§ Given exercise: Please give the data below again in full, exactly as it stands.

═══ Dataset content ═══

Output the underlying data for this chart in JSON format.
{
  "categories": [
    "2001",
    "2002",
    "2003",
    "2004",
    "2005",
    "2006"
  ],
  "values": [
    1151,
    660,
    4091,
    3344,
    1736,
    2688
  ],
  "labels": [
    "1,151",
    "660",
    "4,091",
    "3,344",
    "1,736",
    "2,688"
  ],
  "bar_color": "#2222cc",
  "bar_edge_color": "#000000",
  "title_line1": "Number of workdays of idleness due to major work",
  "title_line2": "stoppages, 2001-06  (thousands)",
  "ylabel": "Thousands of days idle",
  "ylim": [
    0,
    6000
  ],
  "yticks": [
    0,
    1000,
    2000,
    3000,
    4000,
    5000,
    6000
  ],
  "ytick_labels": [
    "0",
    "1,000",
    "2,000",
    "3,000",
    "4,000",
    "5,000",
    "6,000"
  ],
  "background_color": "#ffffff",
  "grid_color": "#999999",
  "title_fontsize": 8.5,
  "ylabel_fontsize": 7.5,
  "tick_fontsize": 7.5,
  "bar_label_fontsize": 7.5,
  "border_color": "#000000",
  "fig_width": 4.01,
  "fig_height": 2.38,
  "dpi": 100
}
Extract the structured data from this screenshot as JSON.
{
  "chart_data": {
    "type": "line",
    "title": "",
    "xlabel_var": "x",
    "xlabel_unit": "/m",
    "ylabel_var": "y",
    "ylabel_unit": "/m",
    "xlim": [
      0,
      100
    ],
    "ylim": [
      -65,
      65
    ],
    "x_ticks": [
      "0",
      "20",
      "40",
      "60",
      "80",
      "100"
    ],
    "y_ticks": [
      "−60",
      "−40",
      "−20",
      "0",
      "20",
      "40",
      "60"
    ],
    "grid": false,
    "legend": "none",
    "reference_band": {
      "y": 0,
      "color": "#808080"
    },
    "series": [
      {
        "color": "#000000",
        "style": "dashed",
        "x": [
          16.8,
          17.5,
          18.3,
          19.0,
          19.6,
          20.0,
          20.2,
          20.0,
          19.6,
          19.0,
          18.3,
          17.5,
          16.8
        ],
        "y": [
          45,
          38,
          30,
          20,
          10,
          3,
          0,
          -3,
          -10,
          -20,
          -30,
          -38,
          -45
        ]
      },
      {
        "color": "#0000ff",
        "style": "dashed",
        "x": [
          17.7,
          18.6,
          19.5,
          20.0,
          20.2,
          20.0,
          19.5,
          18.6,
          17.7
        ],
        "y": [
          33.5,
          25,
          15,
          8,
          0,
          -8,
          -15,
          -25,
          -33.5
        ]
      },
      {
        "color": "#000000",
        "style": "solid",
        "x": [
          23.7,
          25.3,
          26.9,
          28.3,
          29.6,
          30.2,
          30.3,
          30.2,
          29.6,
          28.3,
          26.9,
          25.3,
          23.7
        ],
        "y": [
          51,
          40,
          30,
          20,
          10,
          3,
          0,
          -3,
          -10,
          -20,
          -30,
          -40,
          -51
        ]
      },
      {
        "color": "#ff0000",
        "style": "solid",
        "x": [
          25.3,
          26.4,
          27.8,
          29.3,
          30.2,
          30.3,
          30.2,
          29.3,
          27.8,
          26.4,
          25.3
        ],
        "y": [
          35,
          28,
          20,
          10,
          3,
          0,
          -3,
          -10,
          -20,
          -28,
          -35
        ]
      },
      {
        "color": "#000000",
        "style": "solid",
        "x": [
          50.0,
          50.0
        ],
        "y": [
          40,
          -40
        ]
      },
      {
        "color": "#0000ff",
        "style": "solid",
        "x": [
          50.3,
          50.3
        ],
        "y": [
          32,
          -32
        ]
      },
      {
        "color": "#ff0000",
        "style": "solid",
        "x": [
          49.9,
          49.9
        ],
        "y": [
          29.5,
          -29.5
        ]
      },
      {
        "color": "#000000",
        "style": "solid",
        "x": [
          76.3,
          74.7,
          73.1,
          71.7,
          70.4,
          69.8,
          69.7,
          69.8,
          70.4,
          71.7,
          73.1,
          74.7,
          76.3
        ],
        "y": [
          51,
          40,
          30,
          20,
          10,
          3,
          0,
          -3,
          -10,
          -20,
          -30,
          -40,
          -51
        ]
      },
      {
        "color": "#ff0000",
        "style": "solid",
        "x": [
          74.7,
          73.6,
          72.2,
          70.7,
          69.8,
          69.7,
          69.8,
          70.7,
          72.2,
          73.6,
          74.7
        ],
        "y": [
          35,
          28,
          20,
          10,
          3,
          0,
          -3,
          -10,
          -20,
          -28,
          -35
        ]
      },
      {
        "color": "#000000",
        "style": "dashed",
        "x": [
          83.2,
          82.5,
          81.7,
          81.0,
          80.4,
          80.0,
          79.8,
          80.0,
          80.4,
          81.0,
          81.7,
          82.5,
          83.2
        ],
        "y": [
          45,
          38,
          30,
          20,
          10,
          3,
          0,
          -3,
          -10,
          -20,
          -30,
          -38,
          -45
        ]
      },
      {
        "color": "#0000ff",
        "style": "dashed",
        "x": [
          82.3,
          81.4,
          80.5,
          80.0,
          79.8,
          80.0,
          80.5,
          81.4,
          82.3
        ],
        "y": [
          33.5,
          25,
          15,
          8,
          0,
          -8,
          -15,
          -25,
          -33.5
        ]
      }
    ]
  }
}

═══

§ Result of this exercise:
Output the underlying data for this chart in JSON format.
{
  "categories": [
    "2001",
    "2002",
    "2003",
    "2004",
    "2005",
    "2006"
  ],
  "values": [
    1151,
    660,
    4091,
    3344,
    1736,
    2688
  ],
  "labels": [
    "1,151",
    "660",
    "4,091",
    "3,344",
    "1,736",
    "2,688"
  ],
  "bar_color": "#2222cc",
  "bar_edge_color": "#000000",
  "title_line1": "Number of workdays of idleness due to major work",
  "title_line2": "stoppages, 2001-06  (thousands)",
  "ylabel": "Thousands of days idle",
  "ylim": [
    0,
    6000
  ],
  "yticks": [
    0,
    1000,
    2000,
    3000,
    4000,
    5000,
    6000
  ],
  "ytick_labels": [
    "0",
    "1,000",
    "2,000",
    "3,000",
    "4,000",
    "5,000",
    "6,000"
  ],
  "background_color": "#ffffff",
  "grid_color": "#999999",
  "title_fontsize": 8.5,
  "ylabel_fontsize": 7.5,
  "tick_fontsize": 7.5,
  "bar_label_fontsize": 7.5,
  "border_color": "#000000",
  "fig_width": 4.01,
  "fig_height": 2.38,
  "dpi": 100
}
Extract the structured data from this screenshot as JSON.
{
  "chart_data": {
    "type": "line",
    "title": "",
    "xlabel_var": "x",
    "xlabel_unit": "/m",
    "ylabel_var": "y",
    "ylabel_unit": "/m",
    "xlim": [
      0,
      100
    ],
    "ylim": [
      -65,
      65
    ],
    "x_ticks": [
      "0",
      "20",
      "40",
      "60",
      "80",
      "100"
    ],
    "y_ticks": [
      "−60",
      "−40",
      "−20",
      "0",
      "20",
      "40",
      "60"
    ],
    "grid": false,
    "legend": "none",
    "reference_band": {
      "y": 0,
      "color": "#808080"
    },
    "series": [
      {
        "color": "#000000",
        "style": "dashed",
        "x": [
          16.8,
          17.5,
          18.3,
          19.0,
          19.6,
          20.0,
          20.2,
          20.0,
          19.6,
          19.0,
          18.3,
          17.5,
          16.8
        ],
        "y": [
          45,
          38,
          30,
          20,
          10,
          3,
          0,
          -3,
          -10,
          -20,
          -30,
          -38,
          -45
        ]
      },
      {
        "color": "#0000ff",
        "style": "dashed",
        "x": [
          17.7,
          18.6,
          19.5,
          20.0,
          20.2,
          20.0,
          19.5,
          18.6,
          17.7
        ],
        "y": [
          33.5,
          25,
          15,
          8,
          0,
          -8,
          -15,
          -25,
          -33.5
        ]
      },
      {
        "color": "#000000",
        "style": "solid",
        "x": [
          23.7,
          25.3,
          26.9,
          28.3,
          29.6,
          30.2,
          30.3,
          30.2,
          29.6,
          28.3,
          26.9,
          25.3,
          23.7
        ],
        "y": [
          51,
          40,
          30,
          20,
          10,
          3,
          0,
          -3,
          -10,
          -20,
          -30,
          -40,
          -51
        ]
      },
      {
        "color": "#ff0000",
        "style": "solid",
        "x": [
          25.3,
          26.4,
          27.8,
          29.3,
          30.2,
          30.3,
          30.2,
          29.3,
          27.8,
          26.4,
          25.3
        ],
        "y": [
          35,
          28,
          20,
          10,
          3,
          0,
          -3,
          -10,
          -20,
          -28,
          -35
        ]
      },
      {
        "color": "#000000",
        "style": "solid",
        "x": [
          50.0,
          50.0
        ],
        "y": [
          40,
          -40
        ]
      },
      {
        "color": "#0000ff",
        "style": "solid",
        "x": [
          50.3,
          50.3
        ],
        "y": [
          32,
          -32
        ]
      },
      {
        "color": "#ff0000",
        "style": "solid",
        "x": [
          49.9,
          49.9
        ],
        "y": [
          29.5,
          -29.5
        ]
      },
      {
        "color": "#000000",
        "style": "solid",
        "x": [
          76.3,
          74.7,
          73.1,
          71.7,
          70.4,
          69.8,
          69.7,
          69.8,
          70.4,
          71.7,
          73.1,
          74.7,
          76.3
        ],
        "y": [
          51,
          40,
          30,
          20,
          10,
          3,
          0,
          -3,
          -10,
          -20,
          -30,
          -40,
          -51
        ]
      },
      {
        "color": "#ff0000",
        "style": "solid",
        "x": [
          74.7,
          73.6,
          72.2,
          70.7,
          69.8,
          69.7,
          69.8,
          70.7,
          72.2,
          73.6,
          74.7
        ],
        "y": [
          35,
          28,
          20,
          10,
          3,
          0,
          -3,
          -10,
          -20,
          -28,
          -35
        ]
      },
      {
        "color": "#000000",
        "style": "dashed",
        "x": [
          83.2,
          82.5,
          81.7,
          81.0,
          80.4,
          80.0,
          79.8,
          80.0,
          80.4,
          81.0,
          81.7,
          82.5,
          83.2
        ],
        "y": [
          45,
          38,
          30,
          20,
          10,
          3,
          0,
          -3,
          -10,
          -20,
          -30,
          -38,
          -45
        ]
      },
      {
        "color": "#0000ff",
        "style": "dashed",
        "x": [
          82.3,
          81.4,
          80.5,
          80.0,
          79.8,
          80.0,
          80.5,
          81.4,
          82.3
        ],
        "y": [
          33.5,
          25,
          15,
          8,
          0,
          -8,
          -15,
          -25,
          -33.5
        ]
      }
    ]
  }
}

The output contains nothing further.